**REQUIRED WORK**
From the entries below, list each line with "this".

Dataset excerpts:
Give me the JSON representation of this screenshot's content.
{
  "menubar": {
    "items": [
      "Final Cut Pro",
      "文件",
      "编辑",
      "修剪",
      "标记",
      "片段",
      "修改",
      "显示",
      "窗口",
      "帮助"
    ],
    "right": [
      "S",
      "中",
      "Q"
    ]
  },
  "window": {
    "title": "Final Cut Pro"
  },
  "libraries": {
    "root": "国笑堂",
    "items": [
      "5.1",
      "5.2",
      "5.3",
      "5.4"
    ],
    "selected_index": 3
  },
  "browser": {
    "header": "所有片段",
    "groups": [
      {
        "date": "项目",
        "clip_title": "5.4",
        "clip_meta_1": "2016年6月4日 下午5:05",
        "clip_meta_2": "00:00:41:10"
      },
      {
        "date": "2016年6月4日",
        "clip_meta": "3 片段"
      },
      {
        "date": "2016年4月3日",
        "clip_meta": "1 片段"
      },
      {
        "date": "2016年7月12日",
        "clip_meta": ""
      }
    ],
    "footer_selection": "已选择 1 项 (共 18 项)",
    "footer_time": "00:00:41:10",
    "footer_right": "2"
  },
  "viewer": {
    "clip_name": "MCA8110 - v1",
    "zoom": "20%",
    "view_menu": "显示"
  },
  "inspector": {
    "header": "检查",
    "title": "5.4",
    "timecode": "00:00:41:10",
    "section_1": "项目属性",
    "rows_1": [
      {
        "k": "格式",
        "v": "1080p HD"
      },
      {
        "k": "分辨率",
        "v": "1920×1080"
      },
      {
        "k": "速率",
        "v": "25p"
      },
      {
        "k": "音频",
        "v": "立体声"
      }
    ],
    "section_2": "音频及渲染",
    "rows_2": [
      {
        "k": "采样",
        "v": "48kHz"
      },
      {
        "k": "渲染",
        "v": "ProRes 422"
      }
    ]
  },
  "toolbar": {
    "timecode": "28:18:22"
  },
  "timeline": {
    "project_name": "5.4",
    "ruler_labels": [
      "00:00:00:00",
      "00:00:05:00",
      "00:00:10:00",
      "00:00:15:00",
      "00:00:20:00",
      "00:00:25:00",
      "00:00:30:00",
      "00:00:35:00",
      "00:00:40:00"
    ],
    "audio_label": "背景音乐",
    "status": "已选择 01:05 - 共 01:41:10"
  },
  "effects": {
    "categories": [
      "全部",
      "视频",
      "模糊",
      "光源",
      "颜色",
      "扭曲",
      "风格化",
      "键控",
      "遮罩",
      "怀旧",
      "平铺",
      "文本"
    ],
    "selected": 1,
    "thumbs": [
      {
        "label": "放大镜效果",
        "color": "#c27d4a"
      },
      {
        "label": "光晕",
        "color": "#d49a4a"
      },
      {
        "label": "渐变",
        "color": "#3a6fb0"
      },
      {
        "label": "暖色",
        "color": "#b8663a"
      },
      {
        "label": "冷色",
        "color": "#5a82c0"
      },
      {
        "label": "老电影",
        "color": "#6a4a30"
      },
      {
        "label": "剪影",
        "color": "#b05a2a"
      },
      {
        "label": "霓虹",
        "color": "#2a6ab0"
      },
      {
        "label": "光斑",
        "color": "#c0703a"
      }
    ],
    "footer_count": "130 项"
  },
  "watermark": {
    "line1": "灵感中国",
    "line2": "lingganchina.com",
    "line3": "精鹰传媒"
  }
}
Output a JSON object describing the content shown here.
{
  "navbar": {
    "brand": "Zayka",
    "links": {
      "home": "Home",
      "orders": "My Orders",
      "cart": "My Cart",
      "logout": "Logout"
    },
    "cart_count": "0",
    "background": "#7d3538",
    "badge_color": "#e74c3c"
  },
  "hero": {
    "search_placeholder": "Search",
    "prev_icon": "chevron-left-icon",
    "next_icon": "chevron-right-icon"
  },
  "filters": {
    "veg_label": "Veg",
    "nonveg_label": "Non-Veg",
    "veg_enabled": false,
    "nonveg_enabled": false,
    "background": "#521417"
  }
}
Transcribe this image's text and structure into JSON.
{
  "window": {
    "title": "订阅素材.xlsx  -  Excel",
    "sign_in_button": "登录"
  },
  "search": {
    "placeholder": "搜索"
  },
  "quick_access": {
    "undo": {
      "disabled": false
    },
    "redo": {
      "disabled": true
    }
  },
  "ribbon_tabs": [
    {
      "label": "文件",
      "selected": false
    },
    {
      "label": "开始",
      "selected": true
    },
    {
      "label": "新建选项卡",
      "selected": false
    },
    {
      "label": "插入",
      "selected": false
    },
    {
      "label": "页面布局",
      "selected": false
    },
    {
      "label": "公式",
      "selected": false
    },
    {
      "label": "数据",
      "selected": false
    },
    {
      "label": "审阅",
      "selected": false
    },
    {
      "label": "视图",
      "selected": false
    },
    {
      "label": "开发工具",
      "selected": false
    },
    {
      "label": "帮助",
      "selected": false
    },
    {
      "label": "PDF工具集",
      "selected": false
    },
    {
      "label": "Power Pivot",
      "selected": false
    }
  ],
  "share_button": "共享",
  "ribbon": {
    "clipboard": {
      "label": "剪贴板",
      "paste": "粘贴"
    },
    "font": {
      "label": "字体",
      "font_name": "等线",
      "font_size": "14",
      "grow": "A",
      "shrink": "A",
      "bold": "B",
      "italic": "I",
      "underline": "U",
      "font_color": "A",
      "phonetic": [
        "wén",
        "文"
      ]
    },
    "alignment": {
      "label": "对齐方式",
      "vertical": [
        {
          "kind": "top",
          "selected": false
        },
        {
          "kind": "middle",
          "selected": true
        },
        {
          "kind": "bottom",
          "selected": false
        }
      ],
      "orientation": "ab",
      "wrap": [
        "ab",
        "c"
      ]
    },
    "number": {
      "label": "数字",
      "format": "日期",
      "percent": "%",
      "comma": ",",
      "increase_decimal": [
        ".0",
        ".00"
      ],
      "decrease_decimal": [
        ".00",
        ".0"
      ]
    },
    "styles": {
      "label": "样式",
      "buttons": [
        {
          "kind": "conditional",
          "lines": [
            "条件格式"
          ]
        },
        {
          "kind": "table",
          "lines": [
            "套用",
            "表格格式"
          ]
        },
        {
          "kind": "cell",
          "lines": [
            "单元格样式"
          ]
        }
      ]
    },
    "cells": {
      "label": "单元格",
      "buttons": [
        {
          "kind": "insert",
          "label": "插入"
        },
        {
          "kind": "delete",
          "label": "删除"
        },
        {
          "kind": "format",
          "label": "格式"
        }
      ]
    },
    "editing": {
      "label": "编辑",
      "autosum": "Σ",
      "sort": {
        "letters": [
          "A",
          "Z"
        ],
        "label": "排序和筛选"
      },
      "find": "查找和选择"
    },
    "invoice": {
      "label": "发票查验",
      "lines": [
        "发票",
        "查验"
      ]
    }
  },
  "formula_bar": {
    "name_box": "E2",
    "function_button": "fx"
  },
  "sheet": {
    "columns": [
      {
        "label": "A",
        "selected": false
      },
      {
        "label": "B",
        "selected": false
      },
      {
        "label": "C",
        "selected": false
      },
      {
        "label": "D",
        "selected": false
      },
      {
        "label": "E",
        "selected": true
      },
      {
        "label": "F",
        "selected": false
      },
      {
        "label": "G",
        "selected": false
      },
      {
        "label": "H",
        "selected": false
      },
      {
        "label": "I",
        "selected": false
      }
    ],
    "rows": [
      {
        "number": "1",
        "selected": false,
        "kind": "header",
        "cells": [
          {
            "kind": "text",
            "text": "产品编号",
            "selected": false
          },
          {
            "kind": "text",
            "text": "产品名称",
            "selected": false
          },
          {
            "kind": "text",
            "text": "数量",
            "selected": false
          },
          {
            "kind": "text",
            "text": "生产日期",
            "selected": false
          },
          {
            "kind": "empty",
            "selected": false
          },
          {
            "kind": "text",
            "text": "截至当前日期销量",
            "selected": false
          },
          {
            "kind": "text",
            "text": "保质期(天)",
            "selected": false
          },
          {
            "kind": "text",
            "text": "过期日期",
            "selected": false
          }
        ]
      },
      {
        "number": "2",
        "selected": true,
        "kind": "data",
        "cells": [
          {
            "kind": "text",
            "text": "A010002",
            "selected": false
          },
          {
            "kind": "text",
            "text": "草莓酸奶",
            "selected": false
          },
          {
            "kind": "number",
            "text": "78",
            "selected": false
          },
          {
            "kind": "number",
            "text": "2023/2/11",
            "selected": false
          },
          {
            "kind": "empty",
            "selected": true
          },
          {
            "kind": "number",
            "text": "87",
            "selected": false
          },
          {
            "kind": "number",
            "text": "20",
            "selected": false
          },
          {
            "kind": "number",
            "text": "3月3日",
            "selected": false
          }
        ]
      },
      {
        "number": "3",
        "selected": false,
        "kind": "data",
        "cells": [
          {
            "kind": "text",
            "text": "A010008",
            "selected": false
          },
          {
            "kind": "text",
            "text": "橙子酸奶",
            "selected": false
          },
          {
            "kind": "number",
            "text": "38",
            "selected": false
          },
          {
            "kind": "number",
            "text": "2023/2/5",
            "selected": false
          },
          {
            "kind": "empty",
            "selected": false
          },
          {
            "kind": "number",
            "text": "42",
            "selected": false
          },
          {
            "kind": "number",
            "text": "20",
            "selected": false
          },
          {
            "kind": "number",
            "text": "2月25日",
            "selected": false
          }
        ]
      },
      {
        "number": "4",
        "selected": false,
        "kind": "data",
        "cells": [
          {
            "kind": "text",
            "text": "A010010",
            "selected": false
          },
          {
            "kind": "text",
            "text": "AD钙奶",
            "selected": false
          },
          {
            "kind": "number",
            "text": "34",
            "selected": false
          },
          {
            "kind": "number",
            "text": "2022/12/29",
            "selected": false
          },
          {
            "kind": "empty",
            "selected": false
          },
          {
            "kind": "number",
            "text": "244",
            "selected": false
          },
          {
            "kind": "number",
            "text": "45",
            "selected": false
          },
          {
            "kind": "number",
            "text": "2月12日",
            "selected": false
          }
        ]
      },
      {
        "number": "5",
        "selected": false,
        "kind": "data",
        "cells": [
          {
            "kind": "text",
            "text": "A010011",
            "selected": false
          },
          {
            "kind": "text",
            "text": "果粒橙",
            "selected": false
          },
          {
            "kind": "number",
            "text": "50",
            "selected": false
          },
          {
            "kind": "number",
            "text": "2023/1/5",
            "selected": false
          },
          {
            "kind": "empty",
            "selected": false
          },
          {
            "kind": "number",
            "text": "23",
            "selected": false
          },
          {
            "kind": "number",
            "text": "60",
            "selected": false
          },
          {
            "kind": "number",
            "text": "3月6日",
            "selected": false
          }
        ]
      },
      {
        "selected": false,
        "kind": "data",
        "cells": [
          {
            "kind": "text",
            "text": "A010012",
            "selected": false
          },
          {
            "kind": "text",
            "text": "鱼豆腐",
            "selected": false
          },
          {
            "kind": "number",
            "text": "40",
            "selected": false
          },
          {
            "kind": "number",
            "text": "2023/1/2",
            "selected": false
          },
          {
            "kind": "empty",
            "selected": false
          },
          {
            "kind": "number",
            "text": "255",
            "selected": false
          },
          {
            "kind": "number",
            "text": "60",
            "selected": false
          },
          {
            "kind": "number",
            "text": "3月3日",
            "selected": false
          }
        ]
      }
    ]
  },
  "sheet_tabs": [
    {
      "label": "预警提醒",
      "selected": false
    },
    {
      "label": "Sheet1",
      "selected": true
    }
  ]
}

**OUTPUT BELOW**
Give me the JSON representation of this screenshot's content.
Transcribe this image's text and structure into JSON.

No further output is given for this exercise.